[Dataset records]
==*==
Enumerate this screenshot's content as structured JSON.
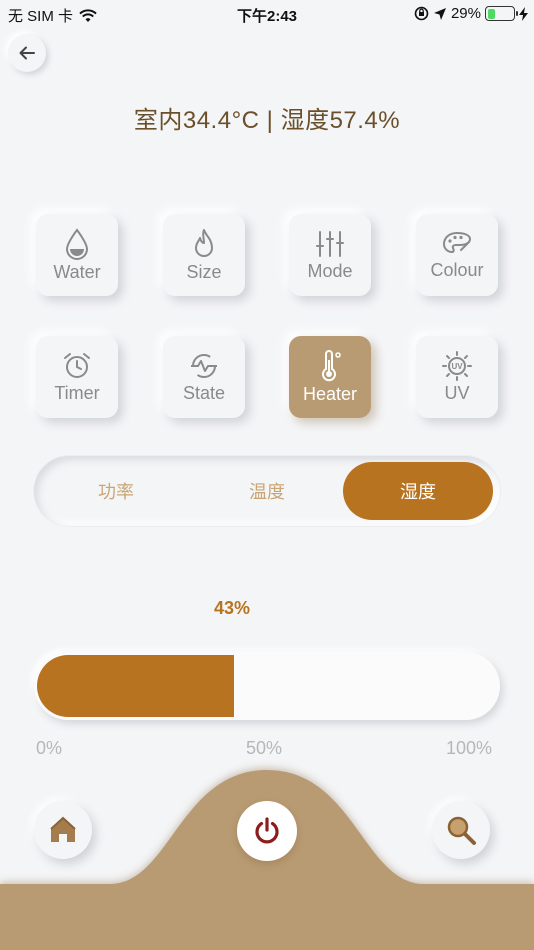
{
  "status_bar": {
    "carrier": "无 SIM 卡",
    "time": "下午2:43",
    "battery": "29%",
    "battery_level": 0.29
  },
  "header": {
    "readout": "室内34.4°C | 湿度57.4%"
  },
  "icons": {
    "back": "arrow-left-icon",
    "home": "home-icon",
    "power": "power-icon",
    "search": "search-icon"
  },
  "tiles": [
    {
      "label": "Water",
      "icon": "water-drop-icon"
    },
    {
      "label": "Size",
      "icon": "flame-icon"
    },
    {
      "label": "Mode",
      "icon": "sliders-icon"
    },
    {
      "label": "Colour",
      "icon": "palette-icon"
    },
    {
      "label": "Timer",
      "icon": "alarm-clock-icon"
    },
    {
      "label": "State",
      "icon": "pulse-icon"
    },
    {
      "label": "Heater",
      "icon": "thermometer-icon",
      "active": true
    },
    {
      "label": "UV",
      "icon": "uv-sun-icon"
    }
  ],
  "segments": [
    {
      "label": "功率"
    },
    {
      "label": "温度"
    },
    {
      "label": "湿度",
      "active": true
    }
  ],
  "slider": {
    "value_label": "43%",
    "value": 0.43,
    "ticks": [
      "0%",
      "50%",
      "100%"
    ]
  },
  "colors": {
    "accent": "#b87320",
    "active_tile": "#b99b73",
    "bottom_wave": "#b99b73",
    "power_icon": "#8c1d1d",
    "text_brown": "#6b4f2a"
  }
}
==*==
# TASK BRIEF
Retype every record above exactly as written, but leave out the pictures.

# ANSWER
Enumerate this screenshot's content as structured JSON.
{
  "status_bar": {
    "carrier": "无 SIM 卡",
    "time": "下午2:43",
    "battery": "29%",
    "battery_level": 0.29
  },
  "header": {
    "readout": "室内34.4°C | 湿度57.4%"
  },
  "icons": {
    "back": "arrow-left-icon",
    "home": "home-icon",
    "power": "power-icon",
    "search": "search-icon"
  },
  "tiles": [
    {
      "label": "Water",
      "icon": "water-drop-icon"
    },
    {
      "label": "Size",
      "icon": "flame-icon"
    },
    {
      "label": "Mode",
      "icon": "sliders-icon"
    },
    {
      "label": "Colour",
      "icon": "palette-icon"
    },
    {
      "label": "Timer",
      "icon": "alarm-clock-icon"
    },
    {
      "label": "State",
      "icon": "pulse-icon"
    },
    {
      "label": "Heater",
      "icon": "thermometer-icon",
      "active": true
    },
    {
      "label": "UV",
      "icon": "uv-sun-icon"
    }
  ],
  "segments": [
    {
      "label": "功率"
    },
    {
      "label": "温度"
    },
    {
      "label": "湿度",
      "active": true
    }
  ],
  "slider": {
    "value_label": "43%",
    "value": 0.43,
    "ticks": [
      "0%",
      "50%",
      "100%"
    ]
  },
  "colors": {
    "accent": "#b87320",
    "active_tile": "#b99b73",
    "bottom_wave": "#b99b73",
    "power_icon": "#8c1d1d",
    "text_brown": "#6b4f2a"
  }
}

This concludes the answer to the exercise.